◆ REQUEST: Say how many lines include the word "check", using only a number.

◆ SOURCE MATERIAL:

○ ○ ○ ○ ○

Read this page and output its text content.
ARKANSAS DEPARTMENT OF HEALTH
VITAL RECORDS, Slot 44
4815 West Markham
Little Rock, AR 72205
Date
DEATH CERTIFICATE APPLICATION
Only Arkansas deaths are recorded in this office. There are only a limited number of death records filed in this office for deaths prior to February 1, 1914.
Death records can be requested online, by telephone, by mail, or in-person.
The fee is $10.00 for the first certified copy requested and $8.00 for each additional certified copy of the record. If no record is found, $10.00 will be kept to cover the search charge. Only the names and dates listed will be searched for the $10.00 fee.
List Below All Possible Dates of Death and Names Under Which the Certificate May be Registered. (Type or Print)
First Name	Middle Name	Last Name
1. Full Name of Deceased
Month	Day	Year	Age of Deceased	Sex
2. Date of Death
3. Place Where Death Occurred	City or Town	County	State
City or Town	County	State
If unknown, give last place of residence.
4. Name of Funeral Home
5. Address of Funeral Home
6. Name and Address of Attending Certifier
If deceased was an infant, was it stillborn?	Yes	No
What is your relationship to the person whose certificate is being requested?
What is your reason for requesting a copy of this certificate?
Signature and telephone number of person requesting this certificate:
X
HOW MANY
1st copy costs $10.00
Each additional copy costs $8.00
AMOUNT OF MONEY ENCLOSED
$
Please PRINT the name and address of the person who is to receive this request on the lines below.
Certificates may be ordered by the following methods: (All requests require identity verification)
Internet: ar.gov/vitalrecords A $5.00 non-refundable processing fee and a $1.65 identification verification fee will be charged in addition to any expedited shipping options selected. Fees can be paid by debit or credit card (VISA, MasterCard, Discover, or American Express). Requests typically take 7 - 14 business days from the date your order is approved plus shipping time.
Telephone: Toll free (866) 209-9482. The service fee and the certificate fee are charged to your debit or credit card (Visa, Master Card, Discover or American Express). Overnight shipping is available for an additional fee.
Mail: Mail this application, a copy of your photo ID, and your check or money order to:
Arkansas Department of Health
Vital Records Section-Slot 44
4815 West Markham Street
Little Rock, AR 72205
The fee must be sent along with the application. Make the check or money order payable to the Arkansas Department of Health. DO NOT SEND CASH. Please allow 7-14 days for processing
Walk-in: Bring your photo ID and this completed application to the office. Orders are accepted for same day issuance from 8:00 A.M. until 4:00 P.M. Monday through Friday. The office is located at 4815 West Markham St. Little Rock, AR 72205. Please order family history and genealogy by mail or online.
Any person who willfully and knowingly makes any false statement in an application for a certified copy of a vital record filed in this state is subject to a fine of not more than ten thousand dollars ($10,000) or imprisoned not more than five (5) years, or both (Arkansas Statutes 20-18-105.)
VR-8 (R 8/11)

○ ○ ○ ○ ○

◆ WRITTEN SOLUTION: 2